= Your task =
In the profile of James Foster, what role did he start his career in at Sun Alliance?

── Source text ──

Profile: Artemis’ Foster treads the tightrope between risky and safe income

Foster Artemis

Artemis fixed income manager James Foster’s career has been closely correlated to the rise of the retail bond fund sector, despite him initially “aspiring to the world of equities” as a graduate.

Foster began his career at Sun Alliance (subsequently Royal Sun Alliance) as a trainee bond analyst. Joking that he “probably didn’t know what a bond was at that stage,” Foster says he realised he enjoyed fixed income and went on to launch one of the first retail corporate bond funds when Ken Clarke, then Chancellor of the Exchequer, gave the go ahead for PEPs to invest in corporate bonds in 1995.

Having immersed himself in the fixed income world Foster soon saw his assets under management soar. Sun Alliance merged with Royal Insurance and the corporate bond book was split off and left in Foster’s hands.

With interest rates falling 1 percentage point between 1995 and 1996 to 5.75 per cent, investors were searching for income and government bonds were sold in favour of corporate bonds, meaning Foster found himself managing £6bn in the space of a couple of years.

“I was everyone’s best friend,” Foster laughs. “The training [in that environment] was as good as I was going to get anywhere. I started to learn that these things tend not to go bust, so I was buying bonds when everyone was scared of them. A strong franchise can generally pay the bonds. It was a nascent market and the high-yield market didn’t really exist.”

───
── Data provided ──

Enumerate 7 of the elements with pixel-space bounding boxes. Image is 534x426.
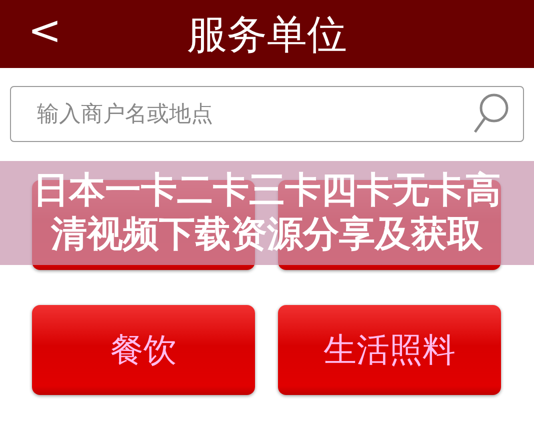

───

= Solution for this task =
A trainee bond analyst.